- _Exercise goal_: Each entry below must be repeated exactly, with pictures left out.

- _Recorded data_:
###

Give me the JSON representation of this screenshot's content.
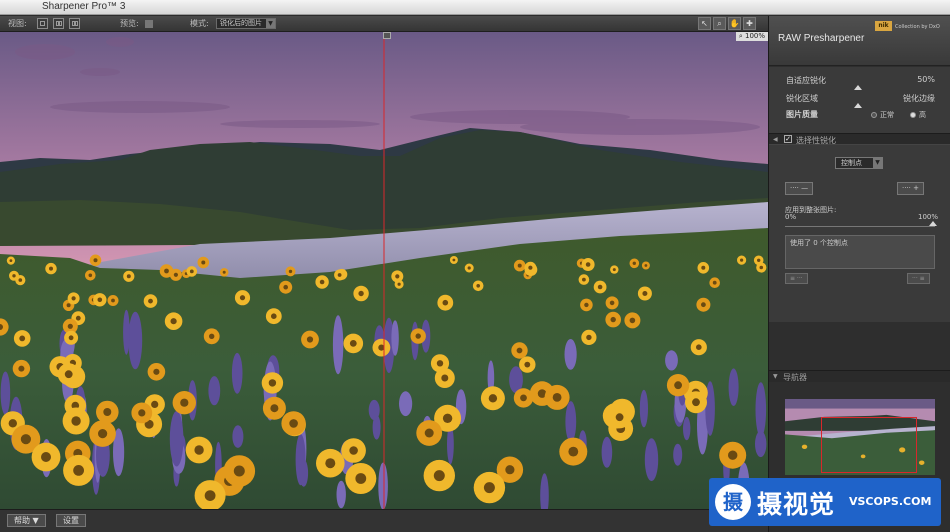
{
  "app": {
    "title": "Sharpener Pro™ 3"
  },
  "toolbar": {
    "view_label": "视图:",
    "preview_label": "预览:",
    "mode_label": "模式:",
    "mode_value": "锐化后的图片",
    "zoom_value": "100%"
  },
  "bottombar": {
    "help_label": "帮助 ▼",
    "settings_label": "设置"
  },
  "panel": {
    "brand_badge": "nik",
    "collection_text": "Collection by DxO",
    "title": "RAW Presharpener",
    "adaptive_label": "自适应锐化",
    "adaptive_value": "50%",
    "area_label": "锐化区域",
    "edge_label": "锐化边缘",
    "area_level": 0.49,
    "quality_label": "图片质量",
    "quality_normal": "正常",
    "quality_high": "高",
    "quality_selected": "high",
    "selective_header": "选择性锐化",
    "selective_checked": true,
    "control_point_select": "控制点",
    "apply_label": "应用到整张图片:",
    "apply_min": "0%",
    "apply_max": "100%",
    "control_points_text": "使用了 0 个控制点",
    "navigator_header": "导航器"
  },
  "watermark": {
    "logo_glyph": "摄",
    "cn_text": "摄视觉",
    "en_text": "VSCOPS.COM"
  },
  "colors": {
    "split_line": "#d8272b",
    "watermark_bg": "#1f63c9"
  }
}
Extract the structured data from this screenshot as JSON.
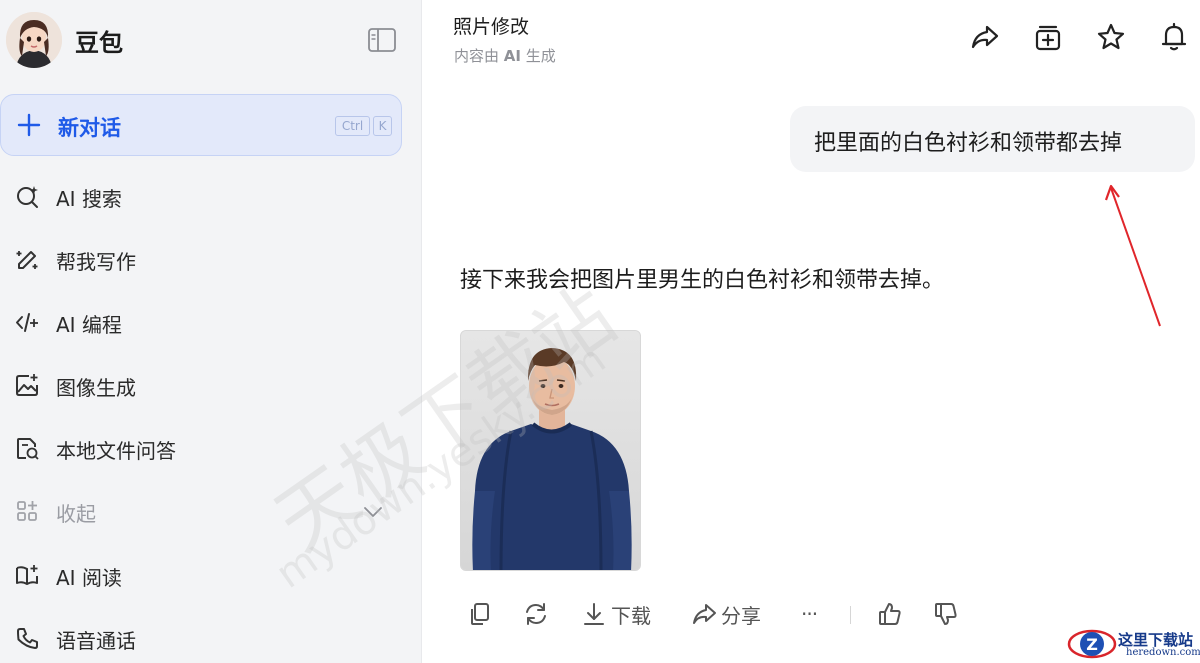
{
  "app": {
    "brand_name": "豆包",
    "new_chat_label": "新对话",
    "shortcut_ctrl": "Ctrl",
    "shortcut_key": "K"
  },
  "sidebar": {
    "items": [
      {
        "label": "AI 搜索",
        "icon": "ai-search-icon"
      },
      {
        "label": "帮我写作",
        "icon": "writing-icon"
      },
      {
        "label": "AI 编程",
        "icon": "code-icon"
      },
      {
        "label": "图像生成",
        "icon": "image-gen-icon"
      },
      {
        "label": "本地文件问答",
        "icon": "file-qa-icon"
      },
      {
        "label": "收起",
        "icon": "apps-icon"
      },
      {
        "label": "AI 阅读",
        "icon": "reading-icon"
      },
      {
        "label": "语音通话",
        "icon": "phone-icon"
      }
    ]
  },
  "header": {
    "title": "照片修改",
    "subtitle_prefix": "内容由 ",
    "subtitle_ai": "AI",
    "subtitle_suffix": " 生成"
  },
  "chat": {
    "user_message": "把里面的白色衬衫和领带都去掉",
    "assistant_message": "接下来我会把图片里男生的白色衬衫和领带去掉。"
  },
  "actions": {
    "download_label": "下载",
    "share_label": "分享",
    "more_label": "···"
  },
  "watermark": {
    "text_cn": "天极下载站",
    "text_en": "mydown.yesky.com"
  },
  "corner_logo": {
    "name": "这里下载站",
    "domain": "heredown.com"
  },
  "colors": {
    "accent": "#1f5ae8",
    "sidebar_bg": "#f3f4f6",
    "new_chat_bg": "#e3e9fa",
    "arrow_red": "#e0262b"
  }
}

###

- _Solved problem_:
Give me the JSON representation of this screenshot's content.
{
  "app": {
    "title": "Sharpener Pro™ 3"
  },
  "toolbar": {
    "view_label": "视图:",
    "preview_label": "预览:",
    "mode_label": "模式:",
    "mode_value": "锐化后的图片",
    "zoom_value": "100%"
  },
  "bottombar": {
    "help_label": "帮助 ▼",
    "settings_label": "设置"
  },
  "panel": {
    "brand_badge": "nik",
    "collection_text": "Collection by DxO",
    "title": "RAW Presharpener",
    "adaptive_label": "自适应锐化",
    "adaptive_value": "50%",
    "area_label": "锐化区域",
    "edge_label": "锐化边缘",
    "area_level": 0.49,
    "quality_label": "图片质量",
    "quality_normal": "正常",
    "quality_high": "高",
    "quality_selected": "high",
    "selective_header": "选择性锐化",
    "selective_checked": true,
    "control_point_select": "控制点",
    "apply_label": "应用到整张图片:",
    "apply_min": "0%",
    "apply_max": "100%",
    "control_points_text": "使用了 0 个控制点",
    "navigator_header": "导航器"
  },
  "watermark": {
    "logo_glyph": "摄",
    "cn_text": "摄视觉",
    "en_text": "VSCOPS.COM"
  },
  "colors": {
    "split_line": "#d8272b",
    "watermark_bg": "#1f63c9"
  }
}
Extract the structured data from this screenshot as JSON.
{
  "app": {
    "brand_name": "豆包",
    "new_chat_label": "新对话",
    "shortcut_ctrl": "Ctrl",
    "shortcut_key": "K"
  },
  "sidebar": {
    "items": [
      {
        "label": "AI 搜索",
        "icon": "ai-search-icon"
      },
      {
        "label": "帮我写作",
        "icon": "writing-icon"
      },
      {
        "label": "AI 编程",
        "icon": "code-icon"
      },
      {
        "label": "图像生成",
        "icon": "image-gen-icon"
      },
      {
        "label": "本地文件问答",
        "icon": "file-qa-icon"
      },
      {
        "label": "收起",
        "icon": "apps-icon"
      },
      {
        "label": "AI 阅读",
        "icon": "reading-icon"
      },
      {
        "label": "语音通话",
        "icon": "phone-icon"
      }
    ]
  },
  "header": {
    "title": "照片修改",
    "subtitle_prefix": "内容由 ",
    "subtitle_ai": "AI",
    "subtitle_suffix": " 生成"
  },
  "chat": {
    "user_message": "把里面的白色衬衫和领带都去掉",
    "assistant_message": "接下来我会把图片里男生的白色衬衫和领带去掉。"
  },
  "actions": {
    "download_label": "下载",
    "share_label": "分享",
    "more_label": "···"
  },
  "watermark": {
    "text_cn": "天极下载站",
    "text_en": "mydown.yesky.com"
  },
  "corner_logo": {
    "name": "这里下载站",
    "domain": "heredown.com"
  },
  "colors": {
    "accent": "#1f5ae8",
    "sidebar_bg": "#f3f4f6",
    "new_chat_bg": "#e3e9fa",
    "arrow_red": "#e0262b"
  }
}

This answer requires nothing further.